Records from a data source:

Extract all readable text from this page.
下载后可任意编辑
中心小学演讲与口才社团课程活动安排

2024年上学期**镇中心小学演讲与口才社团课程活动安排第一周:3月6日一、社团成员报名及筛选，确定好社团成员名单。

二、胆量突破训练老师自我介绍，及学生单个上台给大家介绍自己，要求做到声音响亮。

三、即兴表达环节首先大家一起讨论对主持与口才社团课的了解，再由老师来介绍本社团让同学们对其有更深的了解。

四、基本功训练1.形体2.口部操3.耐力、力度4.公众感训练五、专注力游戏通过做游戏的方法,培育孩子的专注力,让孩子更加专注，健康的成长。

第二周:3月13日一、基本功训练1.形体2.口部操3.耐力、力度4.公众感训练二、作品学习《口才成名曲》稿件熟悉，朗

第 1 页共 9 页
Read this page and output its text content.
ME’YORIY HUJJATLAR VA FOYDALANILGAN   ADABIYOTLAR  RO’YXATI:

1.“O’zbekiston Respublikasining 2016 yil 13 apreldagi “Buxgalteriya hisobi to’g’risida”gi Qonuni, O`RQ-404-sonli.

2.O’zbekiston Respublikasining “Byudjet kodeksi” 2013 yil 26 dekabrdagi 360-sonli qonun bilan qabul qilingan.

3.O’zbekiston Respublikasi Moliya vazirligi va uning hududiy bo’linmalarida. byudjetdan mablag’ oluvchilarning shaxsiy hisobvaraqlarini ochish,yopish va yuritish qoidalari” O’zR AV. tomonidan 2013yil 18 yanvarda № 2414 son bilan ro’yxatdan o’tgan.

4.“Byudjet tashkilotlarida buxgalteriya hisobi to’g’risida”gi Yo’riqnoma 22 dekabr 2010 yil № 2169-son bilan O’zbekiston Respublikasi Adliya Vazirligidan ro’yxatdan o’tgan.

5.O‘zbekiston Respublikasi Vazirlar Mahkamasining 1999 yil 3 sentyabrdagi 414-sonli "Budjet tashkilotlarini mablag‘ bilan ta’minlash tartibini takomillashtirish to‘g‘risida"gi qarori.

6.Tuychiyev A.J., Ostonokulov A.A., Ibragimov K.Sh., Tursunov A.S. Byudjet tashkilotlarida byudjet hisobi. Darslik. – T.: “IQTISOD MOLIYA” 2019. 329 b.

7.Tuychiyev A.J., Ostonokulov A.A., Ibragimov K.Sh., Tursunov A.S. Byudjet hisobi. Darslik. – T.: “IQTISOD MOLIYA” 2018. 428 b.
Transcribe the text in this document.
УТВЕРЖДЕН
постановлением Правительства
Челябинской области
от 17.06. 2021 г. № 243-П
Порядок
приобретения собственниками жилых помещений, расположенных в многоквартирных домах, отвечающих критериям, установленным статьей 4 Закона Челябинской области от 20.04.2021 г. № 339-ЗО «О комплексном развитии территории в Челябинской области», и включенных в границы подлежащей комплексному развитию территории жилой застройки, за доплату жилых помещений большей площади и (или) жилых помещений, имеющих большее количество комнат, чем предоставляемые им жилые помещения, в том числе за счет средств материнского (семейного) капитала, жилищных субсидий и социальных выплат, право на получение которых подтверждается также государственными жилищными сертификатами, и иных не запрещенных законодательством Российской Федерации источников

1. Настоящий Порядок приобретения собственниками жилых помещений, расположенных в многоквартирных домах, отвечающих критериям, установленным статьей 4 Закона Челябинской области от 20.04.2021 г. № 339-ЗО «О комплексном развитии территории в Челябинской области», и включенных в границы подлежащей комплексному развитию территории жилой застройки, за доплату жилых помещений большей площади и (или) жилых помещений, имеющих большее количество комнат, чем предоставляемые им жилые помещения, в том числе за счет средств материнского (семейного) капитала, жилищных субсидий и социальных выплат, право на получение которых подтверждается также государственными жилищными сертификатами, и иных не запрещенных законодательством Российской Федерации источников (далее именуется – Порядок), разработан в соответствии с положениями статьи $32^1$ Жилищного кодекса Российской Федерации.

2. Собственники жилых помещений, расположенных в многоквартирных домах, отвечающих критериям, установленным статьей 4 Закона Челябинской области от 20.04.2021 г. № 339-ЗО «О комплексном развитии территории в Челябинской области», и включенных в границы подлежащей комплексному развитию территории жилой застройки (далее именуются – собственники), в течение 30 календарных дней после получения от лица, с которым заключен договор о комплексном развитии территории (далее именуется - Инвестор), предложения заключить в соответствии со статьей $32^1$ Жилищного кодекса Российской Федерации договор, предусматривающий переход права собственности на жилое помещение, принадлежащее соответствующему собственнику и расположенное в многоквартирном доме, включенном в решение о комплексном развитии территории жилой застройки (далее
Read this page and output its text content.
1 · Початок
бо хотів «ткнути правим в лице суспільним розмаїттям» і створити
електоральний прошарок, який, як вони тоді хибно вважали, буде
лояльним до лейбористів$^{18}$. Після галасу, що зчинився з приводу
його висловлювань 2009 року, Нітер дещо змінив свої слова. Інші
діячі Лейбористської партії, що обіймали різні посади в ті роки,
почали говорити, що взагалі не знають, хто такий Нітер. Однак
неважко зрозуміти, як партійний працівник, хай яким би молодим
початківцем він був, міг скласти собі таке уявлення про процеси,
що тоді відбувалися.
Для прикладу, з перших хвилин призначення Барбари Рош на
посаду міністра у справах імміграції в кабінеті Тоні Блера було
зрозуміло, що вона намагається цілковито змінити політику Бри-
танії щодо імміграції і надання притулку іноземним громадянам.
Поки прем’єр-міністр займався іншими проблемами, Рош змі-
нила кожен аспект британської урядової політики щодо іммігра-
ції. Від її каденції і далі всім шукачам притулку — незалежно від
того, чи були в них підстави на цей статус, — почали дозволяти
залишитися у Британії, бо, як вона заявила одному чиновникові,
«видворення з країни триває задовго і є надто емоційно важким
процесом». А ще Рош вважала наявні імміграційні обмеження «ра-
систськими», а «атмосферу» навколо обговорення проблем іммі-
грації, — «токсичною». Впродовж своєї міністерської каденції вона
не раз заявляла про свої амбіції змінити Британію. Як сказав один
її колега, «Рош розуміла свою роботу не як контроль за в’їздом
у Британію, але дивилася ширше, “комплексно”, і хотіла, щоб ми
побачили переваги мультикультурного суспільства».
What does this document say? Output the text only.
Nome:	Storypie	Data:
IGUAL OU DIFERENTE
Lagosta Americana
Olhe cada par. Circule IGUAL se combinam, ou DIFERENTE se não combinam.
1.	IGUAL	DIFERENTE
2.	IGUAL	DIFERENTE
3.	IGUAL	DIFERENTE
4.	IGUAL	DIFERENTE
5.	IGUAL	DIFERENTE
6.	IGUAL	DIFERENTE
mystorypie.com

** Task statement **
Copy out each line of the data containing the string "yxatdan".

** Expected answer **
3.O’zbekiston Respublikasi Moliya vazirligi va uning hududiy bo’linmalarida. byudjetdan mablag’ oluvchilarning shaxsiy hisobvaraqlarini ochish,yopish va yuritish qoidalari” O’zR AV. tomonidan 2013yil 18 yanvarda № 2414 son bilan ro’yxatdan o’tgan.
4.“Byudjet tashkilotlarida buxgalteriya hisobi to’g’risida”gi Yo’riqnoma 22 dekabr 2010 yil № 2169-son bilan O’zbekiston Respublikasi Adliya Vazirligidan ro’yxatdan o’tgan.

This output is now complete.